The task: Pull every line containing "Optimization" out of the material below.

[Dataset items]
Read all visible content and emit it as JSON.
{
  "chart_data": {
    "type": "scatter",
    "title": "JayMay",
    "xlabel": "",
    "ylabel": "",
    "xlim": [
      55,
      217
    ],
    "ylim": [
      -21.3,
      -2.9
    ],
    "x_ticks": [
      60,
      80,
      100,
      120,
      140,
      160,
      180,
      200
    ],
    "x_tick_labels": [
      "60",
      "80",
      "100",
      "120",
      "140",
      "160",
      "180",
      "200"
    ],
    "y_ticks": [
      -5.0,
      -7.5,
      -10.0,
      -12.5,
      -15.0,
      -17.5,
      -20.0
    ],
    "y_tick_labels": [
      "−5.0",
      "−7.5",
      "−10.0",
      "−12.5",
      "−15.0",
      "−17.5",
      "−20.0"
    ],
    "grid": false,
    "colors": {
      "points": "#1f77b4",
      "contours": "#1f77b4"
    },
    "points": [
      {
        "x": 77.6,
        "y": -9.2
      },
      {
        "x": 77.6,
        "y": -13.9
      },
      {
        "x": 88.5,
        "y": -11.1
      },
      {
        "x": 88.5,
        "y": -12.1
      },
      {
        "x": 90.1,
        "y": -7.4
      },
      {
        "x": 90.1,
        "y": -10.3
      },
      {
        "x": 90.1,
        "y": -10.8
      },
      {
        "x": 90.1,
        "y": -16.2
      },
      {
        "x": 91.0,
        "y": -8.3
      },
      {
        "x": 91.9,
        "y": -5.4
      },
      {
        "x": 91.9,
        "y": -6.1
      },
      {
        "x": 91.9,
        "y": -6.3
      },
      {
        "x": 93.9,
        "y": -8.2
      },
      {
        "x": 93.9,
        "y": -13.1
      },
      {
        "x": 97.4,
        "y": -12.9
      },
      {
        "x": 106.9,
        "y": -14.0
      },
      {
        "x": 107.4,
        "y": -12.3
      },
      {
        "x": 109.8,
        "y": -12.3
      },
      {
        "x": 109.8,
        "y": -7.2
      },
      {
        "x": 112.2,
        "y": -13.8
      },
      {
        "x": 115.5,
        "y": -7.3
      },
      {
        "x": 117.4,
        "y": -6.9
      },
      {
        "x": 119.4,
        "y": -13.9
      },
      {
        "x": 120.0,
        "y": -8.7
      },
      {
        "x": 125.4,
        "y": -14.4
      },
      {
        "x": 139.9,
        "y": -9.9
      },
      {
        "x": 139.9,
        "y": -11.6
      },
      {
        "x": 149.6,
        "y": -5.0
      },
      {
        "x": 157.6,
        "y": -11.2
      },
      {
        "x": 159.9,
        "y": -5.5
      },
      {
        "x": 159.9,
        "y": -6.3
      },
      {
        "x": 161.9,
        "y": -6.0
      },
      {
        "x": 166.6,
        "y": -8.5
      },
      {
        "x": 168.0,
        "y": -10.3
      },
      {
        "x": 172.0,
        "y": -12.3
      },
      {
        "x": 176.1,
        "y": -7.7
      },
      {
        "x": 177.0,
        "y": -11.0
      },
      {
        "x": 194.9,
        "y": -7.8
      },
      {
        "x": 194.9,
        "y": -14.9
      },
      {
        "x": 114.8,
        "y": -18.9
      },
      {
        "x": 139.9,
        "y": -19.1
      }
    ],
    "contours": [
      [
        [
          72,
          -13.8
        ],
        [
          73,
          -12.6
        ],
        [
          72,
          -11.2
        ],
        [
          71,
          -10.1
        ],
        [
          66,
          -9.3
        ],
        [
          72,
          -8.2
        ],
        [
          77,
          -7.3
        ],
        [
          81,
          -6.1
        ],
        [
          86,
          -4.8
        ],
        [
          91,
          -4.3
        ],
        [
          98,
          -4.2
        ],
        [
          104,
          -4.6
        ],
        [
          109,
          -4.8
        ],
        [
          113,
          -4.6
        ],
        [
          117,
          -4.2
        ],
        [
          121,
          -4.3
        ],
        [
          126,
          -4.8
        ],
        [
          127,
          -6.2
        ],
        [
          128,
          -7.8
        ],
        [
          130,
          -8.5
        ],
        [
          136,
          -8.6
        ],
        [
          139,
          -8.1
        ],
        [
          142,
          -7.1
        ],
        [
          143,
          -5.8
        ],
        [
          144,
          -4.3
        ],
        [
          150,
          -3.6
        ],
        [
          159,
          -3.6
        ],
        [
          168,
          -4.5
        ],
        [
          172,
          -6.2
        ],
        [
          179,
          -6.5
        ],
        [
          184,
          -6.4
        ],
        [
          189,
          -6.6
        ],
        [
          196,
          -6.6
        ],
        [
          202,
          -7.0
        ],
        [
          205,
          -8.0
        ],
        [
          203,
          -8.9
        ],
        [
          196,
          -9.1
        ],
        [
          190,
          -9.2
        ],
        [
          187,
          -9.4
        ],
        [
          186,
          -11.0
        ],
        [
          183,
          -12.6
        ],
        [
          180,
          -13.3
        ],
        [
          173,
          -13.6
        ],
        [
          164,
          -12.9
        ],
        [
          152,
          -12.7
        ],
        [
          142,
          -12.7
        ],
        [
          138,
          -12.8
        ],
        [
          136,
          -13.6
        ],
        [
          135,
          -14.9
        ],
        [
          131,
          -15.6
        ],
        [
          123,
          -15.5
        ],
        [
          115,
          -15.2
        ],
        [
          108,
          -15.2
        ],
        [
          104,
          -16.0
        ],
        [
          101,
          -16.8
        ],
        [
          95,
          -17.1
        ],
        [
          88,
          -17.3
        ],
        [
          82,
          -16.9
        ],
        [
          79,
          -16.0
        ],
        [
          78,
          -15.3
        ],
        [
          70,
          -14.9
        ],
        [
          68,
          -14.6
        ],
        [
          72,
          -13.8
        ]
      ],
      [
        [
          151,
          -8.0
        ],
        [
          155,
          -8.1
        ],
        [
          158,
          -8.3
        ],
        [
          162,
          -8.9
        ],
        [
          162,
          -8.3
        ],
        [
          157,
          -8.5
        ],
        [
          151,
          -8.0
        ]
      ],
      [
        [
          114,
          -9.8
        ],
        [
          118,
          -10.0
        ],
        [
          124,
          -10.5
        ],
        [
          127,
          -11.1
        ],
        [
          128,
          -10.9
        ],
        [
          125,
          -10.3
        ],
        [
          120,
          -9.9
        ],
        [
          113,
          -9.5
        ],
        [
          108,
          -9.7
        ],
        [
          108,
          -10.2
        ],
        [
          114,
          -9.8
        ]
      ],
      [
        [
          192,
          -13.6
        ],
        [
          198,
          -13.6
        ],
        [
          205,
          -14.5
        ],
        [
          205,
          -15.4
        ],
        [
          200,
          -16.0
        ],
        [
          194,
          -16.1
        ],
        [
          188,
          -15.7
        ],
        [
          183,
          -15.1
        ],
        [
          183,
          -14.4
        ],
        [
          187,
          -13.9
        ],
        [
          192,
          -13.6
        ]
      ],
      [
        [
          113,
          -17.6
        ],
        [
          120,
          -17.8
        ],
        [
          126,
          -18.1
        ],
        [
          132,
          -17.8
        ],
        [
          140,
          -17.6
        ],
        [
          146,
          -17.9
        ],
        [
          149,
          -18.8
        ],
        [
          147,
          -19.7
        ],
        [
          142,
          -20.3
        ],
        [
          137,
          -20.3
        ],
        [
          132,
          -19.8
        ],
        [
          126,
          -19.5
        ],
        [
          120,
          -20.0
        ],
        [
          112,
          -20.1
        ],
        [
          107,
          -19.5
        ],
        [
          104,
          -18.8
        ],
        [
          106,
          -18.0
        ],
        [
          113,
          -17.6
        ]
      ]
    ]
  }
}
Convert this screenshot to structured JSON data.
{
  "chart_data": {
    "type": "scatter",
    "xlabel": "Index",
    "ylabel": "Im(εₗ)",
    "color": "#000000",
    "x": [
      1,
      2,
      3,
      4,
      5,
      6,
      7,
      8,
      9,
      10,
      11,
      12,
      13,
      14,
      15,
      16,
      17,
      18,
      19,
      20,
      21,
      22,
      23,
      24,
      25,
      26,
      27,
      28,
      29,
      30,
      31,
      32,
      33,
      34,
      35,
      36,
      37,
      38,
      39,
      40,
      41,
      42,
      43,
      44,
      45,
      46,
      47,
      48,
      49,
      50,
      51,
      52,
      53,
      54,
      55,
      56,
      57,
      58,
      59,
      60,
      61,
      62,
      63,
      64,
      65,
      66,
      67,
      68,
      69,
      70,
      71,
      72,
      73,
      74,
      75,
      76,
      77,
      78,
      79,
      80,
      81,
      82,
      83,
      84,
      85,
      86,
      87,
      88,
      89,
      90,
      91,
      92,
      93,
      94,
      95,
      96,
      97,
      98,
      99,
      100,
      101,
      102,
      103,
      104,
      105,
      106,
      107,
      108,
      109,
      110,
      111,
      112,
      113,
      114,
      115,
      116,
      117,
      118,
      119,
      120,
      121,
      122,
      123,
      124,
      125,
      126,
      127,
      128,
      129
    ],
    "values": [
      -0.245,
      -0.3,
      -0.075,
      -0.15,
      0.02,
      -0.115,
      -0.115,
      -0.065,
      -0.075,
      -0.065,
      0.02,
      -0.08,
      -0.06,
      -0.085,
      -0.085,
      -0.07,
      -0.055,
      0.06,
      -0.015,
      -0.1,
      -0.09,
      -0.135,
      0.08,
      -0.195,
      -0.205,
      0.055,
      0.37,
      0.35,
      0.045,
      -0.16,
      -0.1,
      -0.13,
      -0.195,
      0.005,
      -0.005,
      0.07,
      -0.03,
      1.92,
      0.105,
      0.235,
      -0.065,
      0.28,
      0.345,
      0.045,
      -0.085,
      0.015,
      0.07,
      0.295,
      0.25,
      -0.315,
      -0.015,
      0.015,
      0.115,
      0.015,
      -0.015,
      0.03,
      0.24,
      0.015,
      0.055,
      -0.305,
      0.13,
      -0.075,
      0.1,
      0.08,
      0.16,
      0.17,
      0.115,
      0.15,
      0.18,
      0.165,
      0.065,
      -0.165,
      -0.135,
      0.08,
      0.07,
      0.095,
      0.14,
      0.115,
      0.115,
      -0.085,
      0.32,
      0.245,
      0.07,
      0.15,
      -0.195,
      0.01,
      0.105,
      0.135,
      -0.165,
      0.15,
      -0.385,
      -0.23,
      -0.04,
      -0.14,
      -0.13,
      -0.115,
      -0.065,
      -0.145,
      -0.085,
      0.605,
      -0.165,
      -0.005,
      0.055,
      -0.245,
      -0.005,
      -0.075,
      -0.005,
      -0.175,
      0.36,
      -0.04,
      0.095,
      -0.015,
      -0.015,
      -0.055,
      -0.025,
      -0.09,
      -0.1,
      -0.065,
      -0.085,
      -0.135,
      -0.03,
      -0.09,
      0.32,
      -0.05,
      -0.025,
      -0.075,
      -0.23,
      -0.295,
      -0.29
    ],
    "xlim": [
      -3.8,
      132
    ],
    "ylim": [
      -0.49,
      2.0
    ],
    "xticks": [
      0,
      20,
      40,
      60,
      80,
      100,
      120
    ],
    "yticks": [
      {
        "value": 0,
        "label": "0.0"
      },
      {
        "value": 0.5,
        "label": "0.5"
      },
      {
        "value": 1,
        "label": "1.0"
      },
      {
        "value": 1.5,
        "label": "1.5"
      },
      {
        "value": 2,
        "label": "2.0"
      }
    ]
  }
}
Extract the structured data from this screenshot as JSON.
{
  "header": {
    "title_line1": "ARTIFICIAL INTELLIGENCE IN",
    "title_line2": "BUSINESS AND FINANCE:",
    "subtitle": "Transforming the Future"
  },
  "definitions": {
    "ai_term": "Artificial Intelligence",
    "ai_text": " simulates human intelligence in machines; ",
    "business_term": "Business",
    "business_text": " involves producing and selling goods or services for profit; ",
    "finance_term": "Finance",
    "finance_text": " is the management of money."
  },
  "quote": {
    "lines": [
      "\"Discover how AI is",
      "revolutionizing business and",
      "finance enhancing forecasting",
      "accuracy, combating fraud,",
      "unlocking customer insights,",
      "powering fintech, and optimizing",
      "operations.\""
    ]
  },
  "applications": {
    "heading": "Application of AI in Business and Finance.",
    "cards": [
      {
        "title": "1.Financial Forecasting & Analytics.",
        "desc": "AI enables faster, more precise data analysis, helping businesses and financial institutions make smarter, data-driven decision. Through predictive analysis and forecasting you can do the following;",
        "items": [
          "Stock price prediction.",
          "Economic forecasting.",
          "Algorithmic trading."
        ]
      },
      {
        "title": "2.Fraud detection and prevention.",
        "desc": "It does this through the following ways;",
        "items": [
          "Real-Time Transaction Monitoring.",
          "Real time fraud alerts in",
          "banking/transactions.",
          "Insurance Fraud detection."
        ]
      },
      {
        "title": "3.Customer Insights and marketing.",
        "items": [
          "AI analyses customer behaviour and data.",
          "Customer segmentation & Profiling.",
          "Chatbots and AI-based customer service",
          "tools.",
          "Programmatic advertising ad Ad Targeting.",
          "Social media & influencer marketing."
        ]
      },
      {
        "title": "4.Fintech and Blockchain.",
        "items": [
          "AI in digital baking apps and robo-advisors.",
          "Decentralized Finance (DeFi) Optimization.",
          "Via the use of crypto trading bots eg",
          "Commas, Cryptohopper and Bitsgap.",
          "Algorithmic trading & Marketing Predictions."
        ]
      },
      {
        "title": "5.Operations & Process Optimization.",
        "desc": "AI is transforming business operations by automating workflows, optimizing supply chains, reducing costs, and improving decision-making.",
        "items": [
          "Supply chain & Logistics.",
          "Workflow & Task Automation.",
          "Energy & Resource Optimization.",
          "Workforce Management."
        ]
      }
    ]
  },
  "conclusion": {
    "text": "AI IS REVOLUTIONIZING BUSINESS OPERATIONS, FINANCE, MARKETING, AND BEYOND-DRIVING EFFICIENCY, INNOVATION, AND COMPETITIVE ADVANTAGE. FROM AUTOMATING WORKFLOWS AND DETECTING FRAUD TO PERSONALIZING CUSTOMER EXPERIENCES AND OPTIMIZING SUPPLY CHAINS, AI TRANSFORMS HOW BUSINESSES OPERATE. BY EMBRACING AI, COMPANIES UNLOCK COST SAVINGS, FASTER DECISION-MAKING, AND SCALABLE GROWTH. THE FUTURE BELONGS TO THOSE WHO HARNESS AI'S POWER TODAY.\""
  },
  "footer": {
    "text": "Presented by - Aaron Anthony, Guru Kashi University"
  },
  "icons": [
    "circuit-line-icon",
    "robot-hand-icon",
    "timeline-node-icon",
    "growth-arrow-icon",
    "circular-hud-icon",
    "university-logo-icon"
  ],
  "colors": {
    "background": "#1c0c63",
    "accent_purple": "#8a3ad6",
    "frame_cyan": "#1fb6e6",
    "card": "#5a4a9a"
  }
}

Task response:
          "Decentralized Finance (DeFi) Optimization.",
        "title": "5.Operations & Process Optimization.",
          "Energy & Resource Optimization.",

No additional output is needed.